### DIRECTION:
Restate the listing below word for word, omitting any images.
☆ ☆ ☆
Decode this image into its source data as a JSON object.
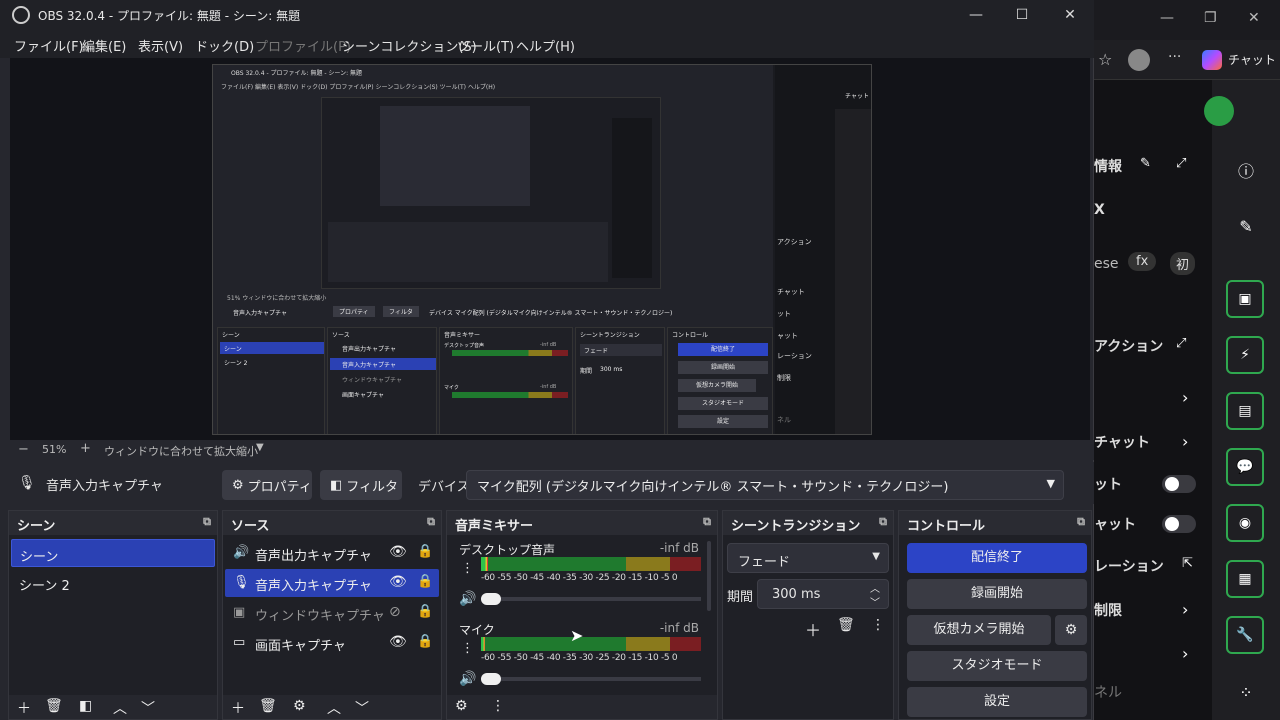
{
  "window": {
    "title": "OBS 32.0.4 - プロファイル: 無題 - シーン: 無題",
    "minimize": "—",
    "maximize": "☐",
    "close": "✕"
  },
  "menu": [
    {
      "label": "ファイル(F)",
      "enabled": true
    },
    {
      "label": "編集(E)",
      "enabled": true
    },
    {
      "label": "表示(V)",
      "enabled": true
    },
    {
      "label": "ドック(D)",
      "enabled": true
    },
    {
      "label": "プロファイル(P)",
      "enabled": false
    },
    {
      "label": "シーンコレクション(S)",
      "enabled": true
    },
    {
      "label": "ツール(T)",
      "enabled": true
    },
    {
      "label": "ヘルプ(H)",
      "enabled": true
    }
  ],
  "zoom": {
    "minus": "−",
    "value": "51%",
    "plus": "+",
    "fit_label": "ウィンドウに合わせて拡大縮小"
  },
  "source_bar": {
    "source_name": "音声入力キャプチャ",
    "properties": "プロパティ",
    "filters": "フィルタ",
    "device_label": "デバイス",
    "device_value": "マイク配列 (デジタルマイク向けインテル® スマート・サウンド・テクノロジー)"
  },
  "scenes": {
    "title": "シーン",
    "items": [
      {
        "label": "シーン",
        "selected": true
      },
      {
        "label": "シーン 2",
        "selected": false
      }
    ]
  },
  "sources": {
    "title": "ソース",
    "items": [
      {
        "label": "音声出力キャプチャ",
        "icon": "speaker-icon",
        "visible": true
      },
      {
        "label": "音声入力キャプチャ",
        "icon": "mic-icon",
        "visible": true
      },
      {
        "label": "ウィンドウキャプチャ",
        "icon": "window-icon",
        "visible": false
      },
      {
        "label": "画面キャプチャ",
        "icon": "monitor-icon",
        "visible": true
      }
    ]
  },
  "mixer": {
    "title": "音声ミキサー",
    "channels": [
      {
        "name": "デスクトップ音声",
        "db": "-inf dB",
        "level": 0.03
      },
      {
        "name": "マイク",
        "db": "-inf dB",
        "level": 0.02
      }
    ],
    "scale": "-60 -55 -50 -45 -40 -35 -30 -25 -20 -15 -10 -5  0"
  },
  "transitions": {
    "title": "シーントランジション",
    "transition": "フェード",
    "duration_label": "期間",
    "duration_value": "300 ms"
  },
  "controls": {
    "title": "コントロール",
    "buttons": [
      "配信終了",
      "録画開始",
      "仮想カメラ開始",
      "スタジオモード",
      "設定"
    ]
  },
  "browser": {
    "chat": "チャット",
    "panel_labels": [
      "情報",
      "X",
      "ese",
      "fx",
      "初",
      "アクション",
      "チャット",
      "ット",
      "ャット",
      "レーション",
      "制限",
      "ネル"
    ]
  },
  "nested": {
    "title": "OBS 32.0.4 - プロファイル: 無題 - シーン: 無題",
    "menu": "ファイル(F)  編集(E)  表示(V)  ドック(D)  プロファイル(P)  シーンコレクション(S)  ツール(T)  ヘルプ(H)",
    "zoom": "51%   ウィンドウに合わせて拡大縮小",
    "source_name": "音声入力キャプチャ",
    "properties": "プロパティ",
    "filters": "フィルタ",
    "device": "デバイス   マイク配列 (デジタルマイク向けインテル® スマート・サウンド・テクノロジー)",
    "scenes_title": "シーン",
    "scene1": "シーン",
    "scene2": "シーン 2",
    "sources_title": "ソース",
    "src1": "音声出力キャプチャ",
    "src2": "音声入力キャプチャ",
    "src3": "ウィンドウキャプチャ",
    "src4": "画面キャプチャ",
    "mixer_title": "音声ミキサー",
    "mix1": "デスクトップ音声",
    "mix2": "マイク",
    "db": "-inf dB",
    "trans_title": "シーントランジション",
    "fade": "フェード",
    "dur_label": "期間",
    "dur_value": "300 ms",
    "ctrl_title": "コントロール",
    "b1": "配信終了",
    "b2": "録画開始",
    "b3": "仮想カメラ開始",
    "b4": "スタジオモード",
    "b5": "設定",
    "chat": "チャット",
    "side1": "アクション",
    "side2": "チャット",
    "side3": "ット",
    "side4": "ャット",
    "side5": "レーション",
    "side6": "制限",
    "side7": "ネル"
  },
  "colors": {
    "accent": "#2c44c6",
    "selected": "#2b41b4",
    "rail_border": "#2fa84f"
  }
}
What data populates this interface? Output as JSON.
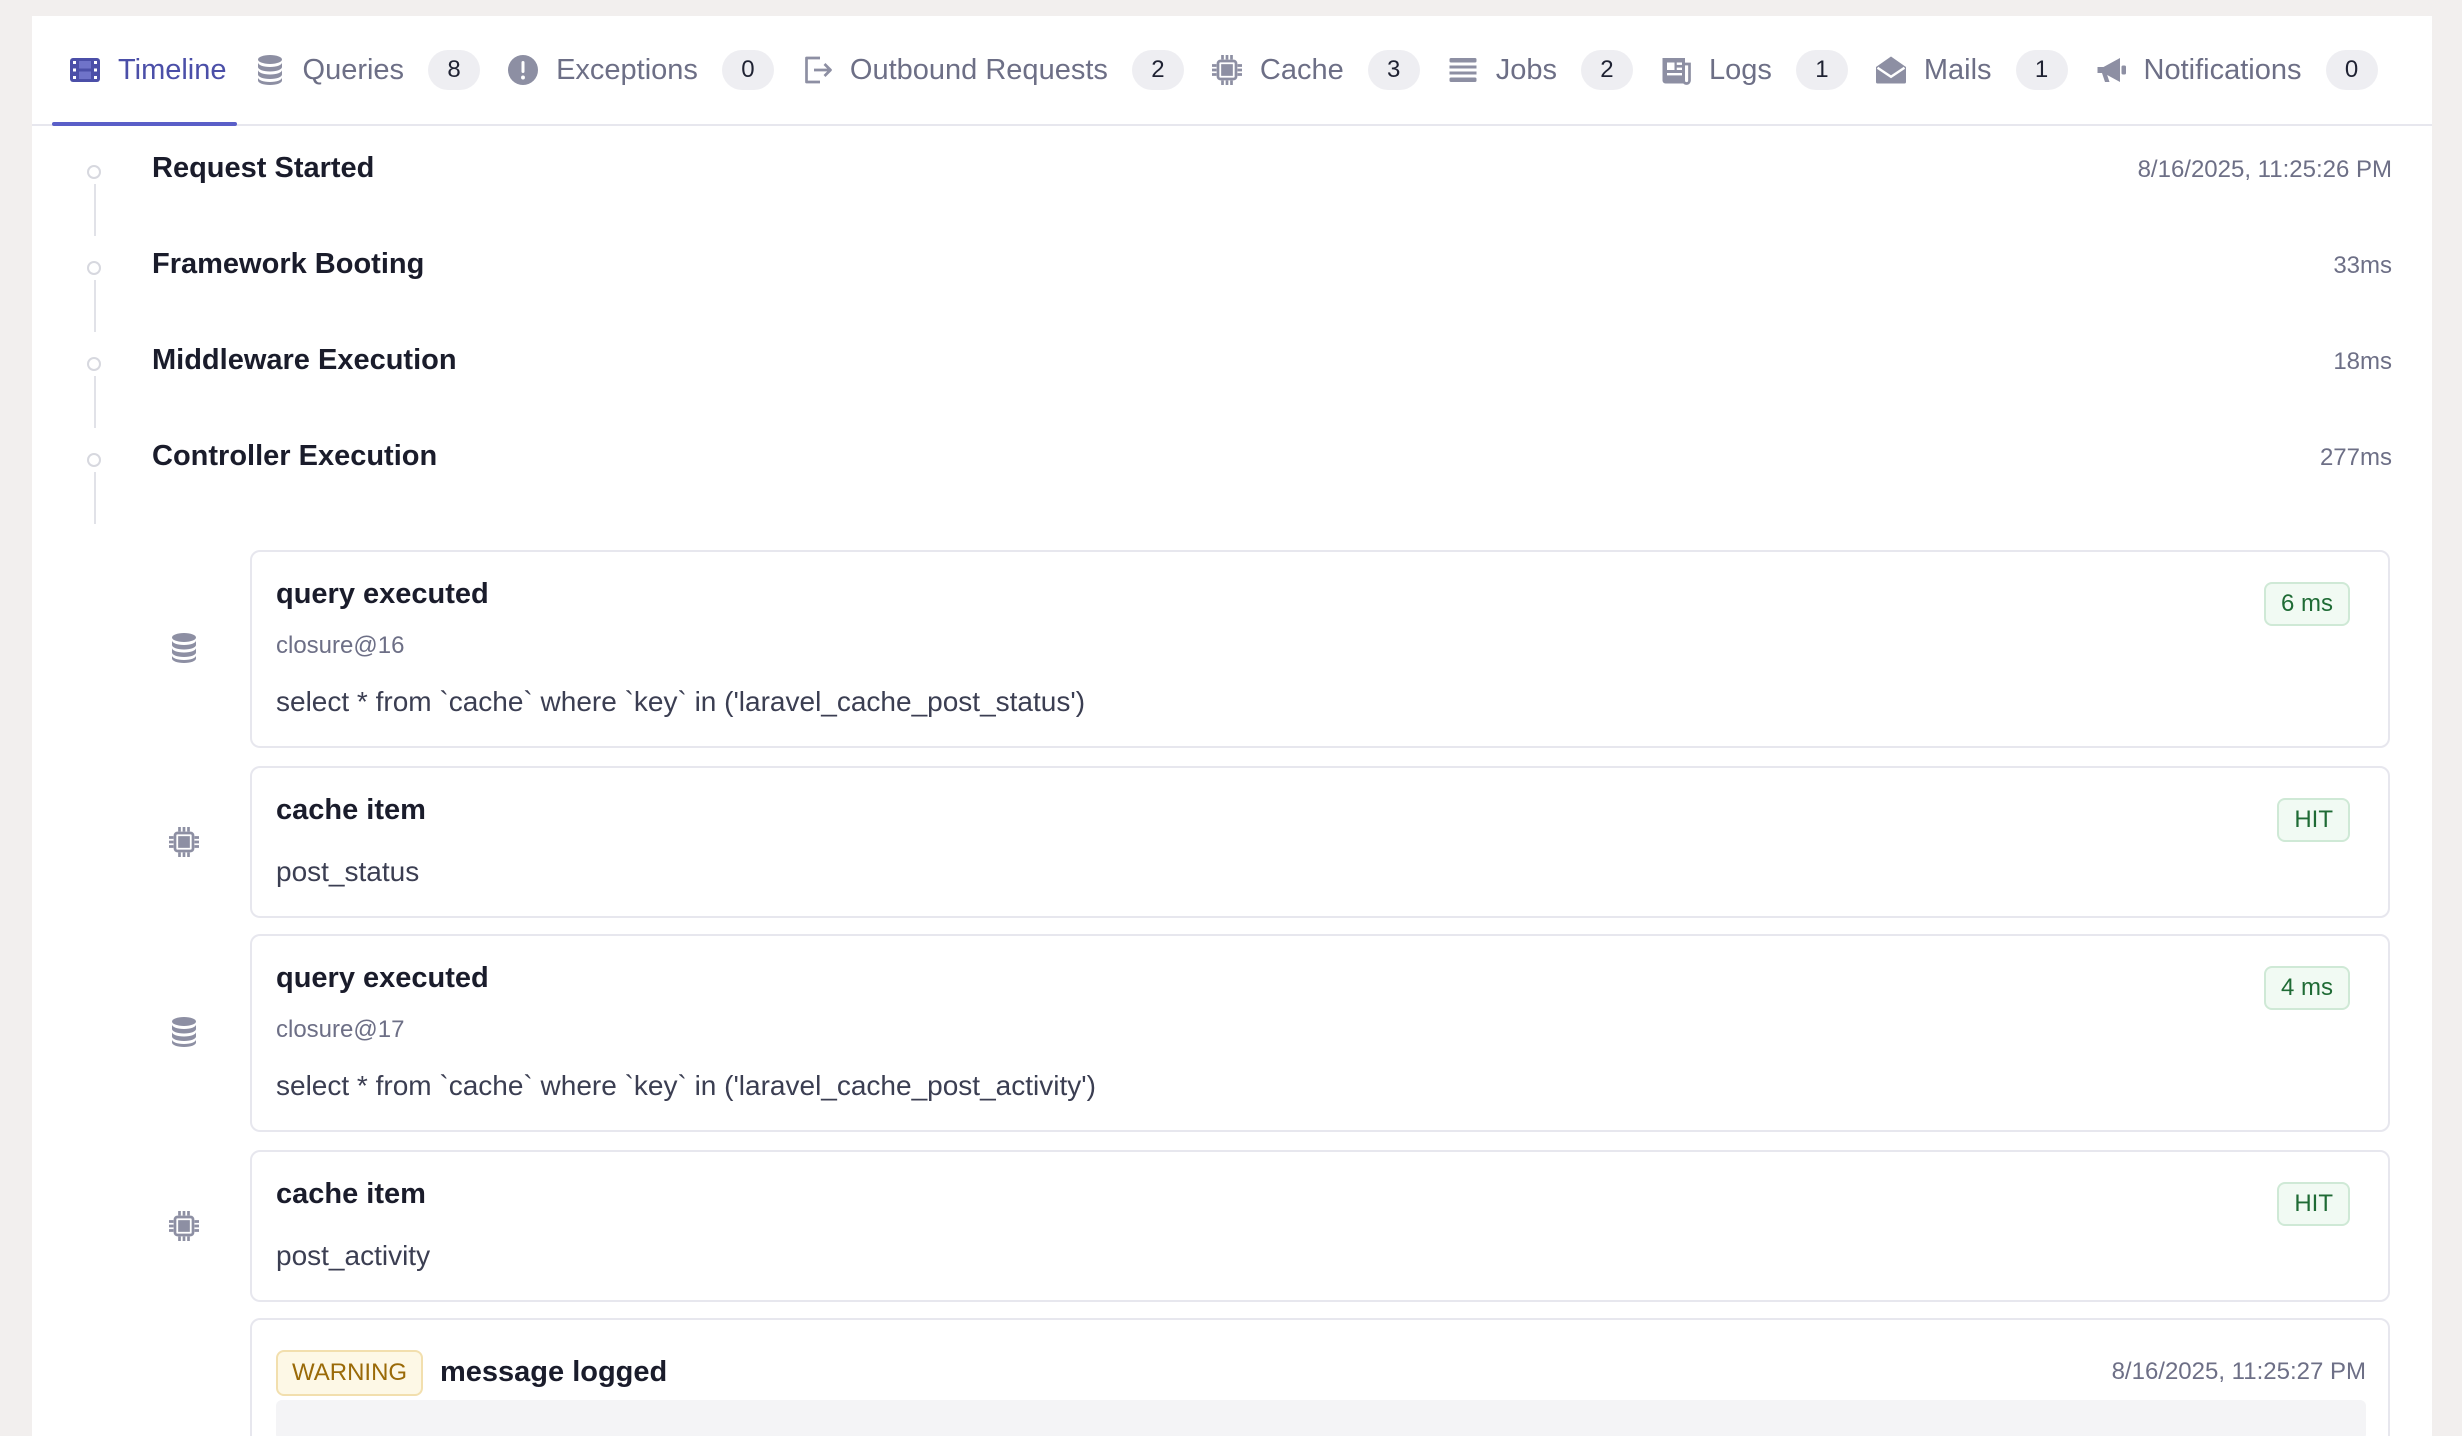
☆ ☆ ☆
### RESPONSE TO THIS EXERCISE:
Decode this image into its source data as a JSON object.
{
  "window": {
    "title": "OBS 32.0.4 - プロファイル: 無題 - シーン: 無題",
    "minimize": "—",
    "maximize": "☐",
    "close": "✕"
  },
  "menu": [
    {
      "label": "ファイル(F)",
      "enabled": true
    },
    {
      "label": "編集(E)",
      "enabled": true
    },
    {
      "label": "表示(V)",
      "enabled": true
    },
    {
      "label": "ドック(D)",
      "enabled": true
    },
    {
      "label": "プロファイル(P)",
      "enabled": false
    },
    {
      "label": "シーンコレクション(S)",
      "enabled": true
    },
    {
      "label": "ツール(T)",
      "enabled": true
    },
    {
      "label": "ヘルプ(H)",
      "enabled": true
    }
  ],
  "zoom": {
    "minus": "−",
    "value": "51%",
    "plus": "+",
    "fit_label": "ウィンドウに合わせて拡大縮小"
  },
  "source_bar": {
    "source_name": "音声入力キャプチャ",
    "properties": "プロパティ",
    "filters": "フィルタ",
    "device_label": "デバイス",
    "device_value": "マイク配列 (デジタルマイク向けインテル® スマート・サウンド・テクノロジー)"
  },
  "scenes": {
    "title": "シーン",
    "items": [
      {
        "label": "シーン",
        "selected": true
      },
      {
        "label": "シーン 2",
        "selected": false
      }
    ]
  },
  "sources": {
    "title": "ソース",
    "items": [
      {
        "label": "音声出力キャプチャ",
        "icon": "speaker-icon",
        "visible": true
      },
      {
        "label": "音声入力キャプチャ",
        "icon": "mic-icon",
        "visible": true
      },
      {
        "label": "ウィンドウキャプチャ",
        "icon": "window-icon",
        "visible": false
      },
      {
        "label": "画面キャプチャ",
        "icon": "monitor-icon",
        "visible": true
      }
    ]
  },
  "mixer": {
    "title": "音声ミキサー",
    "channels": [
      {
        "name": "デスクトップ音声",
        "db": "-inf dB",
        "level": 0.03
      },
      {
        "name": "マイク",
        "db": "-inf dB",
        "level": 0.02
      }
    ],
    "scale": "-60 -55 -50 -45 -40 -35 -30 -25 -20 -15 -10 -5  0"
  },
  "transitions": {
    "title": "シーントランジション",
    "transition": "フェード",
    "duration_label": "期間",
    "duration_value": "300 ms"
  },
  "controls": {
    "title": "コントロール",
    "buttons": [
      "配信終了",
      "録画開始",
      "仮想カメラ開始",
      "スタジオモード",
      "設定"
    ]
  },
  "browser": {
    "chat": "チャット",
    "panel_labels": [
      "情報",
      "X",
      "ese",
      "fx",
      "初",
      "アクション",
      "チャット",
      "ット",
      "ャット",
      "レーション",
      "制限",
      "ネル"
    ]
  },
  "nested": {
    "title": "OBS 32.0.4 - プロファイル: 無題 - シーン: 無題",
    "menu": "ファイル(F)  編集(E)  表示(V)  ドック(D)  プロファイル(P)  シーンコレクション(S)  ツール(T)  ヘルプ(H)",
    "zoom": "51%   ウィンドウに合わせて拡大縮小",
    "source_name": "音声入力キャプチャ",
    "properties": "プロパティ",
    "filters": "フィルタ",
    "device": "デバイス   マイク配列 (デジタルマイク向けインテル® スマート・サウンド・テクノロジー)",
    "scenes_title": "シーン",
    "scene1": "シーン",
    "scene2": "シーン 2",
    "sources_title": "ソース",
    "src1": "音声出力キャプチャ",
    "src2": "音声入力キャプチャ",
    "src3": "ウィンドウキャプチャ",
    "src4": "画面キャプチャ",
    "mixer_title": "音声ミキサー",
    "mix1": "デスクトップ音声",
    "mix2": "マイク",
    "db": "-inf dB",
    "trans_title": "シーントランジション",
    "fade": "フェード",
    "dur_label": "期間",
    "dur_value": "300 ms",
    "ctrl_title": "コントロール",
    "b1": "配信終了",
    "b2": "録画開始",
    "b3": "仮想カメラ開始",
    "b4": "スタジオモード",
    "b5": "設定",
    "chat": "チャット",
    "side1": "アクション",
    "side2": "チャット",
    "side3": "ット",
    "side4": "ャット",
    "side5": "レーション",
    "side6": "制限",
    "side7": "ネル"
  },
  "colors": {
    "accent": "#2c44c6",
    "selected": "#2b41b4",
    "rail_border": "#2fa84f"
  }
}
What data populates this interface? Output as JSON.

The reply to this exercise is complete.